[Entries taken from a collection]
::::::::

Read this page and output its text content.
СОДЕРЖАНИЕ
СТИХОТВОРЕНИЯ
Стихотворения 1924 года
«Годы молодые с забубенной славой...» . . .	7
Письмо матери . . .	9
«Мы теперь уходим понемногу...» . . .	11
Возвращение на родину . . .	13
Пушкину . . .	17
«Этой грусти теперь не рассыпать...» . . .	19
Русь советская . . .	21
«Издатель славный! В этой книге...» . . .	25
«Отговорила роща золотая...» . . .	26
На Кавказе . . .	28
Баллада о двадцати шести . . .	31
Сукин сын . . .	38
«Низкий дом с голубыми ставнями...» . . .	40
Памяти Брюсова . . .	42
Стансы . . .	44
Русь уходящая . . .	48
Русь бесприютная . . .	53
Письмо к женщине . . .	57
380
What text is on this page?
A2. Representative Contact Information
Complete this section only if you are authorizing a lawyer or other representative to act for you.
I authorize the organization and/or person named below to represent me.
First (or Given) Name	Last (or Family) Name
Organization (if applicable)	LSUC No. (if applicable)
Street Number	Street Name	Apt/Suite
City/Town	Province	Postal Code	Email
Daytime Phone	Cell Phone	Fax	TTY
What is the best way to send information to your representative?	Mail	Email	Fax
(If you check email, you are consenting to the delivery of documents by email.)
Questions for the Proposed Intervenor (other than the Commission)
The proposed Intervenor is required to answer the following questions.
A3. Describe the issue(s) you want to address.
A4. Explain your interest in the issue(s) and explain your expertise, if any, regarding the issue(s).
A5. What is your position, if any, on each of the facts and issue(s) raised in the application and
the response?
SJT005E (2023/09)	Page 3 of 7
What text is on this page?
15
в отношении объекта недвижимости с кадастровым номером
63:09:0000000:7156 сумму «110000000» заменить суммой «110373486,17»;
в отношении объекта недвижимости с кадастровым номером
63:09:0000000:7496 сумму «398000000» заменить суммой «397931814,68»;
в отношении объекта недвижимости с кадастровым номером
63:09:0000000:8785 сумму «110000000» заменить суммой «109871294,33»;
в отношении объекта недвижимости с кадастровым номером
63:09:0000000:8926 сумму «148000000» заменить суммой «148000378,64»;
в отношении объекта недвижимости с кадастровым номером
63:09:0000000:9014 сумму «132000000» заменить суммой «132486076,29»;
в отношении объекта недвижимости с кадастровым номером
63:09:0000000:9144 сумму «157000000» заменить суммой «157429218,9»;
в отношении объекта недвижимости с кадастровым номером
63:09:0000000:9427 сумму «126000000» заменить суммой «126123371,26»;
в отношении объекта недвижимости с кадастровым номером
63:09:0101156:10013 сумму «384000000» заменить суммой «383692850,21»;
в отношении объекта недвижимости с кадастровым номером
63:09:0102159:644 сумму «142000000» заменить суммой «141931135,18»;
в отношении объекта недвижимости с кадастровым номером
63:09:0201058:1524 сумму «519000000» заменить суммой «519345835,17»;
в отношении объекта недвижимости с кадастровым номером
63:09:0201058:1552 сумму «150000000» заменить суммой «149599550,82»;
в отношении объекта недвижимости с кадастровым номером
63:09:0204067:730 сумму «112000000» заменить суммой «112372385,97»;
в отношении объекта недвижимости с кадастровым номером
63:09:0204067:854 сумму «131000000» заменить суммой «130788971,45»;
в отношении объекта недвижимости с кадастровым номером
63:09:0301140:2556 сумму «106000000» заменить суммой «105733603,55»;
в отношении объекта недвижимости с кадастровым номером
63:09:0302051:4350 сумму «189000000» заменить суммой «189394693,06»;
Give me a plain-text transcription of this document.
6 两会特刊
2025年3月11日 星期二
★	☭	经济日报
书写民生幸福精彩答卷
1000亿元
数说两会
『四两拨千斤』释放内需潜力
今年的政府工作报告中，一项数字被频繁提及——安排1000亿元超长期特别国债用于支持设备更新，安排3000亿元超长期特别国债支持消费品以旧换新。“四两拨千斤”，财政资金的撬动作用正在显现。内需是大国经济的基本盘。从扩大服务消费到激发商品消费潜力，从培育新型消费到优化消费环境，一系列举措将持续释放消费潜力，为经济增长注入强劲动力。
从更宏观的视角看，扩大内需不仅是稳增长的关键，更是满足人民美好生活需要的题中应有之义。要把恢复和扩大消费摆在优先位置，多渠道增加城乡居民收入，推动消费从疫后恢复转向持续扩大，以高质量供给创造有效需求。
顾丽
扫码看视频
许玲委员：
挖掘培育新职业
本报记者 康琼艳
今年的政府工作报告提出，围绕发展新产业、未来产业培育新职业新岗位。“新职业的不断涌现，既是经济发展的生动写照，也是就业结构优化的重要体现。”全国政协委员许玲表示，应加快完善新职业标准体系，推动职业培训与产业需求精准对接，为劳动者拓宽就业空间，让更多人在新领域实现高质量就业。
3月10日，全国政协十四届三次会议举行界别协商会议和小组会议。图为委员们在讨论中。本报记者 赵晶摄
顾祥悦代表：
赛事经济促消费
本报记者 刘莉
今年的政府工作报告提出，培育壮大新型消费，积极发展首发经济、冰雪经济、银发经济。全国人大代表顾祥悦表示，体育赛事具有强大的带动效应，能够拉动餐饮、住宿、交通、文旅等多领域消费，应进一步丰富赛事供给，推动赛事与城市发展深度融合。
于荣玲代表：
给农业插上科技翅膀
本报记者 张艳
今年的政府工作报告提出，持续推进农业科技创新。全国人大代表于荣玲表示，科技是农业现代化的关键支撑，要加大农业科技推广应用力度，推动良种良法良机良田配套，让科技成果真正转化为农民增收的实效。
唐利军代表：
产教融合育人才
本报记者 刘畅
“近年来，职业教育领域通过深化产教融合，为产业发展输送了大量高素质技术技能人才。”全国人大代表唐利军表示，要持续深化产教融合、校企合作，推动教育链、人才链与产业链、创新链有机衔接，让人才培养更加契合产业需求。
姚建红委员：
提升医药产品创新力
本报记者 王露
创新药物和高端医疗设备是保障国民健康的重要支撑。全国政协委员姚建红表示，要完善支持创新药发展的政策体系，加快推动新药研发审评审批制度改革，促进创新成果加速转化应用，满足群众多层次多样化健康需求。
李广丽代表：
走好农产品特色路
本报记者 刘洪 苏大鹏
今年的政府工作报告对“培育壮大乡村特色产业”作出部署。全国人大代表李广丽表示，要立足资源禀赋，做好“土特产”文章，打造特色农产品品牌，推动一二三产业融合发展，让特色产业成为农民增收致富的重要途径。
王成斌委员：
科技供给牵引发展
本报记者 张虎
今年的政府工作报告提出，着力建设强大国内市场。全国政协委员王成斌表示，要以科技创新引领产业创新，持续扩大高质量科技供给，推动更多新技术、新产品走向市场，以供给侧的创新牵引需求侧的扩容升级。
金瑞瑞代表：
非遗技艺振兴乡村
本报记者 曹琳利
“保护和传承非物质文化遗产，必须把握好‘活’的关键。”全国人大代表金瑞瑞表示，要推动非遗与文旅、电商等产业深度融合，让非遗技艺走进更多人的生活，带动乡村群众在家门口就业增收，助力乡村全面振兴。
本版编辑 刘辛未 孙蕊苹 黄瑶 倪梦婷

::::::::

[Task brief]: Output only the lines from the one holding "Give me a plain-text" through the last line above, exactly as they appear.

[Response to the task]:
Give me a plain-text transcription of this document.
6 两会特刊
2025年3月11日 星期二
★	☭	经济日报
书写民生幸福精彩答卷
1000亿元
数说两会
『四两拨千斤』释放内需潜力
今年的政府工作报告中，一项数字被频繁提及——安排1000亿元超长期特别国债用于支持设备更新，安排3000亿元超长期特别国债支持消费品以旧换新。“四两拨千斤”，财政资金的撬动作用正在显现。内需是大国经济的基本盘。从扩大服务消费到激发商品消费潜力，从培育新型消费到优化消费环境，一系列举措将持续释放消费潜力，为经济增长注入强劲动力。
从更宏观的视角看，扩大内需不仅是稳增长的关键，更是满足人民美好生活需要的题中应有之义。要把恢复和扩大消费摆在优先位置，多渠道增加城乡居民收入，推动消费从疫后恢复转向持续扩大，以高质量供给创造有效需求。
顾丽
扫码看视频
许玲委员：
挖掘培育新职业
本报记者 康琼艳
今年的政府工作报告提出，围绕发展新产业、未来产业培育新职业新岗位。“新职业的不断涌现，既是经济发展的生动写照，也是就业结构优化的重要体现。”全国政协委员许玲表示，应加快完善新职业标准体系，推动职业培训与产业需求精准对接，为劳动者拓宽就业空间，让更多人在新领域实现高质量就业。
3月10日，全国政协十四届三次会议举行界别协商会议和小组会议。图为委员们在讨论中。本报记者 赵晶摄
顾祥悦代表：
赛事经济促消费
本报记者 刘莉
今年的政府工作报告提出，培育壮大新型消费，积极发展首发经济、冰雪经济、银发经济。全国人大代表顾祥悦表示，体育赛事具有强大的带动效应，能够拉动餐饮、住宿、交通、文旅等多领域消费，应进一步丰富赛事供给，推动赛事与城市发展深度融合。
于荣玲代表：
给农业插上科技翅膀
本报记者 张艳
今年的政府工作报告提出，持续推进农业科技创新。全国人大代表于荣玲表示，科技是农业现代化的关键支撑，要加大农业科技推广应用力度，推动良种良法良机良田配套，让科技成果真正转化为农民增收的实效。
唐利军代表：
产教融合育人才
本报记者 刘畅
“近年来，职业教育领域通过深化产教融合，为产业发展输送了大量高素质技术技能人才。”全国人大代表唐利军表示，要持续深化产教融合、校企合作，推动教育链、人才链与产业链、创新链有机衔接，让人才培养更加契合产业需求。
姚建红委员：
提升医药产品创新力
本报记者 王露
创新药物和高端医疗设备是保障国民健康的重要支撑。全国政协委员姚建红表示，要完善支持创新药发展的政策体系，加快推动新药研发审评审批制度改革，促进创新成果加速转化应用，满足群众多层次多样化健康需求。
李广丽代表：
走好农产品特色路
本报记者 刘洪 苏大鹏
今年的政府工作报告对“培育壮大乡村特色产业”作出部署。全国人大代表李广丽表示，要立足资源禀赋，做好“土特产”文章，打造特色农产品品牌，推动一二三产业融合发展，让特色产业成为农民增收致富的重要途径。
王成斌委员：
科技供给牵引发展
本报记者 张虎
今年的政府工作报告提出，着力建设强大国内市场。全国政协委员王成斌表示，要以科技创新引领产业创新，持续扩大高质量科技供给，推动更多新技术、新产品走向市场，以供给侧的创新牵引需求侧的扩容升级。
金瑞瑞代表：
非遗技艺振兴乡村
本报记者 曹琳利
“保护和传承非物质文化遗产，必须把握好‘活’的关键。”全国人大代表金瑞瑞表示，要推动非遗与文旅、电商等产业深度融合，让非遗技艺走进更多人的生活，带动乡村群众在家门口就业增收，助力乡村全面振兴。
本版编辑 刘辛未 孙蕊苹 黄瑶 倪梦婷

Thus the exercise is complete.